====== Recorded information ======

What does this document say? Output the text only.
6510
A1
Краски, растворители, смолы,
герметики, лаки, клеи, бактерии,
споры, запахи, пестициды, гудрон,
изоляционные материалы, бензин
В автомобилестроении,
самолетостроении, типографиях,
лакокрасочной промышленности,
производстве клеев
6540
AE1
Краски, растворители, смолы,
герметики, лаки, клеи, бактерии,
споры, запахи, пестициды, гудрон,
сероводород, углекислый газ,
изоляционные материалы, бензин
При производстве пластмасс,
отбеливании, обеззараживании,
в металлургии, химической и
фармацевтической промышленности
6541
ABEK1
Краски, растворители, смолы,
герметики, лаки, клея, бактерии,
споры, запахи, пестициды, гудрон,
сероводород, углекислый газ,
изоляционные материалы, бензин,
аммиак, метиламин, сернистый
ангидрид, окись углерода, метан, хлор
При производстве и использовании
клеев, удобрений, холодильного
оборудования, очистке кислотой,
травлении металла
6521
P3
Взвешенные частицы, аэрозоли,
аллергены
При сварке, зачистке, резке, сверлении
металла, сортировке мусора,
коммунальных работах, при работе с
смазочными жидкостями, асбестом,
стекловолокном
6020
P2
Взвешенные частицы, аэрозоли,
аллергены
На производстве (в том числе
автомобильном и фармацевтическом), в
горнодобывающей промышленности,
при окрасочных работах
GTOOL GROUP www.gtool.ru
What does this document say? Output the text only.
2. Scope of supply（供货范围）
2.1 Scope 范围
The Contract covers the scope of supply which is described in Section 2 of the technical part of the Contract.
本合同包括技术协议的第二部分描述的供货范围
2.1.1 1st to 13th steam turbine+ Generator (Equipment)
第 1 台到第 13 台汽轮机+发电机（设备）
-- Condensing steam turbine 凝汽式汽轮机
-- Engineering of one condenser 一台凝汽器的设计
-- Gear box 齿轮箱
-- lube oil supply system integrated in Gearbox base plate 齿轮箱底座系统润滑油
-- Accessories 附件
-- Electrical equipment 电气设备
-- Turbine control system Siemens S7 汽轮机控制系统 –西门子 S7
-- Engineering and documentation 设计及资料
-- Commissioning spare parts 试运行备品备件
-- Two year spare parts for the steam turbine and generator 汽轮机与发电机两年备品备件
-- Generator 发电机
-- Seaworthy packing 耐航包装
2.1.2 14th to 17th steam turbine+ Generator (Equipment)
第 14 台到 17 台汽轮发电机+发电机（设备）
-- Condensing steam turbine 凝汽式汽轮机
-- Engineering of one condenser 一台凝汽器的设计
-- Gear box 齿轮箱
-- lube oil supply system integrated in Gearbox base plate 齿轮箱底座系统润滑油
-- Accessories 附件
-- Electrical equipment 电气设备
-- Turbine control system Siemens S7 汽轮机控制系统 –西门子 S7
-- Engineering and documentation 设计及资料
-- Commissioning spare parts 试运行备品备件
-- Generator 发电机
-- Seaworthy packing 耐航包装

======

■ Exercise task: Your task is to repeat each line of the material exactly.

■ Answer to this problem:
What does this document say? Output the text only.
6510
A1
Краски, растворители, смолы,
герметики, лаки, клеи, бактерии,
споры, запахи, пестициды, гудрон,
изоляционные материалы, бензин
В автомобилестроении,
самолетостроении, типографиях,
лакокрасочной промышленности,
производстве клеев
6540
AE1
Краски, растворители, смолы,
герметики, лаки, клеи, бактерии,
споры, запахи, пестициды, гудрон,
сероводород, углекислый газ,
изоляционные материалы, бензин
При производстве пластмасс,
отбеливании, обеззараживании,
в металлургии, химической и
фармацевтической промышленности
6541
ABEK1
Краски, растворители, смолы,
герметики, лаки, клея, бактерии,
споры, запахи, пестициды, гудрон,
сероводород, углекислый газ,
изоляционные материалы, бензин,
аммиак, метиламин, сернистый
ангидрид, окись углерода, метан, хлор
При производстве и использовании
клеев, удобрений, холодильного
оборудования, очистке кислотой,
травлении металла
6521
P3
Взвешенные частицы, аэрозоли,
аллергены
При сварке, зачистке, резке, сверлении
металла, сортировке мусора,
коммунальных работах, при работе с
смазочными жидкостями, асбестом,
стекловолокном
6020
P2
Взвешенные частицы, аэрозоли,
аллергены
На производстве (в том числе
автомобильном и фармацевтическом), в
горнодобывающей промышленности,
при окрасочных работах
GTOOL GROUP www.gtool.ru
What does this document say? Output the text only.
2. Scope of supply（供货范围）
2.1 Scope 范围
The Contract covers the scope of supply which is described in Section 2 of the technical part of the Contract.
本合同包括技术协议的第二部分描述的供货范围
2.1.1 1st to 13th steam turbine+ Generator (Equipment)
第 1 台到第 13 台汽轮机+发电机（设备）
-- Condensing steam turbine 凝汽式汽轮机
-- Engineering of one condenser 一台凝汽器的设计
-- Gear box 齿轮箱
-- lube oil supply system integrated in Gearbox base plate 齿轮箱底座系统润滑油
-- Accessories 附件
-- Electrical equipment 电气设备
-- Turbine control system Siemens S7 汽轮机控制系统 –西门子 S7
-- Engineering and documentation 设计及资料
-- Commissioning spare parts 试运行备品备件
-- Two year spare parts for the steam turbine and generator 汽轮机与发电机两年备品备件
-- Generator 发电机
-- Seaworthy packing 耐航包装
2.1.2 14th to 17th steam turbine+ Generator (Equipment)
第 14 台到 17 台汽轮发电机+发电机（设备）
-- Condensing steam turbine 凝汽式汽轮机
-- Engineering of one condenser 一台凝汽器的设计
-- Gear box 齿轮箱
-- lube oil supply system integrated in Gearbox base plate 齿轮箱底座系统润滑油
-- Accessories 附件
-- Electrical equipment 电气设备
-- Turbine control system Siemens S7 汽轮机控制系统 –西门子 S7
-- Engineering and documentation 设计及资料
-- Commissioning spare parts 试运行备品备件
-- Generator 发电机
-- Seaworthy packing 耐航包装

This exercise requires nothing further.